Pick every line from the data that holds the word "melalui".

Exercise data:
# # # # # # #
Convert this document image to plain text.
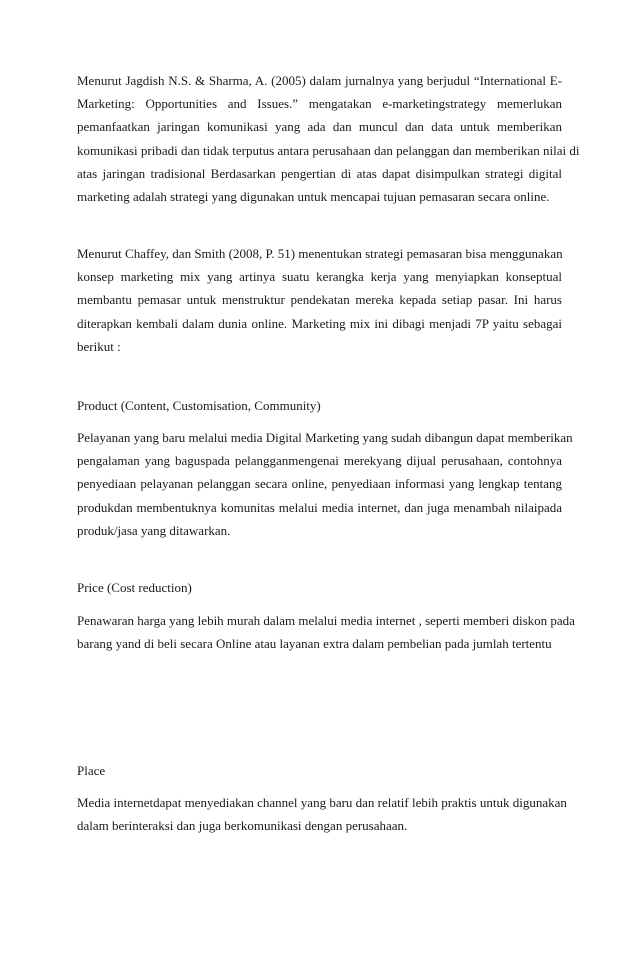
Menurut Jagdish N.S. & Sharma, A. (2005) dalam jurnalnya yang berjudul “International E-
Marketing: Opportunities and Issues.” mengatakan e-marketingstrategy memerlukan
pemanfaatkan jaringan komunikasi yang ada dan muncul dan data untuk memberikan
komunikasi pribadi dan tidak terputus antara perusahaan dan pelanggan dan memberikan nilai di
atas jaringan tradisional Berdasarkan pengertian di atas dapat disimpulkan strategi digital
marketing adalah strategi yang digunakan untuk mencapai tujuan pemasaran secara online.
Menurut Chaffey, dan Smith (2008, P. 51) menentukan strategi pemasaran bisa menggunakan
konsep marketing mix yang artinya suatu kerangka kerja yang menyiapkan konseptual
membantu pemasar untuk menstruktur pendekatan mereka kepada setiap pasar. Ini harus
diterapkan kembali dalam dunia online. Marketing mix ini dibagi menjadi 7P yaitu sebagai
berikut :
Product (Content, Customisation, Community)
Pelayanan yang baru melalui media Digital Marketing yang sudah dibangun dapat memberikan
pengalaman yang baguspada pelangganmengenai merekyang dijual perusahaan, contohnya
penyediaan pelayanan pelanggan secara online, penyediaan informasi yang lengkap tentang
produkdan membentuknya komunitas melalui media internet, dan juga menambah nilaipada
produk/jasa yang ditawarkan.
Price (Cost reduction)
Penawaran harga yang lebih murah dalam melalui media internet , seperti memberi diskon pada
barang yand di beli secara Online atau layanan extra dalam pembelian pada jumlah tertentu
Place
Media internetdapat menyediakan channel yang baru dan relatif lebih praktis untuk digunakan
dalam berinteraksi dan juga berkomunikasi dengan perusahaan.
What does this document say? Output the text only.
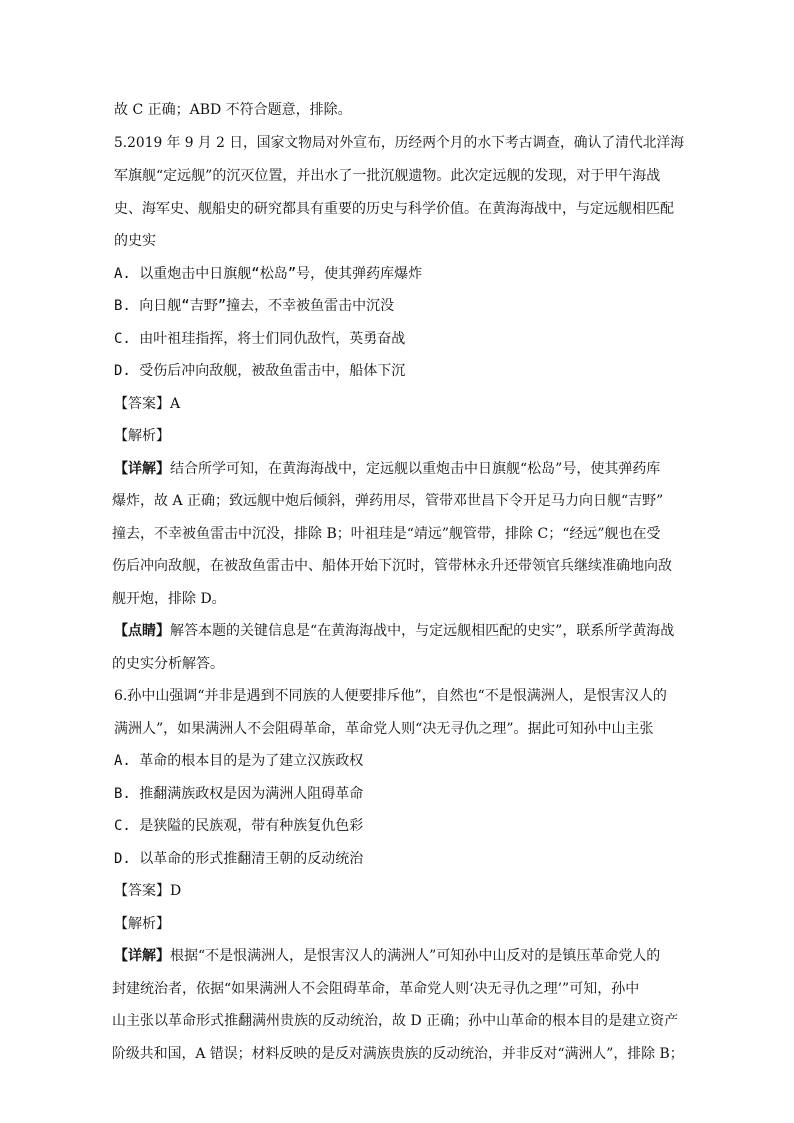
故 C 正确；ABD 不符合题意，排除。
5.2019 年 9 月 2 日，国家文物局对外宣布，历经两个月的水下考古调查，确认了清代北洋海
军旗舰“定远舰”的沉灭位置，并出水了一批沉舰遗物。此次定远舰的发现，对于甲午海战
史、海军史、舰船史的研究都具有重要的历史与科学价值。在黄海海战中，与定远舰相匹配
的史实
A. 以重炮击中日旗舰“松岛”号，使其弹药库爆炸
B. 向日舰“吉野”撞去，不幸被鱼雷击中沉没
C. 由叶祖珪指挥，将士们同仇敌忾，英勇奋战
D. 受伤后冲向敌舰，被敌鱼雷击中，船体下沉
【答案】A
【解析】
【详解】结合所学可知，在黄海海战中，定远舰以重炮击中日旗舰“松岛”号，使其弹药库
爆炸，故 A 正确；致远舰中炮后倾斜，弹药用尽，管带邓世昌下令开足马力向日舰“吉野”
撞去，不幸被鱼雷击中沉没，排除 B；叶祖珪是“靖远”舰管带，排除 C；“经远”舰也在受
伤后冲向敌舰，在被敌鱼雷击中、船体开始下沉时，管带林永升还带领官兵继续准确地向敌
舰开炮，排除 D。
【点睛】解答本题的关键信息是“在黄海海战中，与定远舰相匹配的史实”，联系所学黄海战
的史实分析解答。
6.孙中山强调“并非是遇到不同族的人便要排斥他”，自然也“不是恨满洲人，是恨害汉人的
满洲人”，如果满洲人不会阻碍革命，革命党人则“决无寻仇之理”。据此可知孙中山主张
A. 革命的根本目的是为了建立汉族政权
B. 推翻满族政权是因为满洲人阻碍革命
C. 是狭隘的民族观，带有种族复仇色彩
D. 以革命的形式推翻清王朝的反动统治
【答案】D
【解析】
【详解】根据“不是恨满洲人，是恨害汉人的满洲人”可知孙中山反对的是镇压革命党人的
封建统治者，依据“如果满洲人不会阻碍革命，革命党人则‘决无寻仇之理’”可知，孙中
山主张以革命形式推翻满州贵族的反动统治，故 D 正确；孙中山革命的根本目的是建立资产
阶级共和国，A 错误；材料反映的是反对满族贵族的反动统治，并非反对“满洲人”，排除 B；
# # # # # # #
Final answer:
Pelayanan yang baru melalui media Digital Marketing yang sudah dibangun dapat memberikan
produkdan membentuknya komunitas melalui media internet, dan juga menambah nilaipada
Penawaran harga yang lebih murah dalam melalui media internet , seperti memberi diskon pada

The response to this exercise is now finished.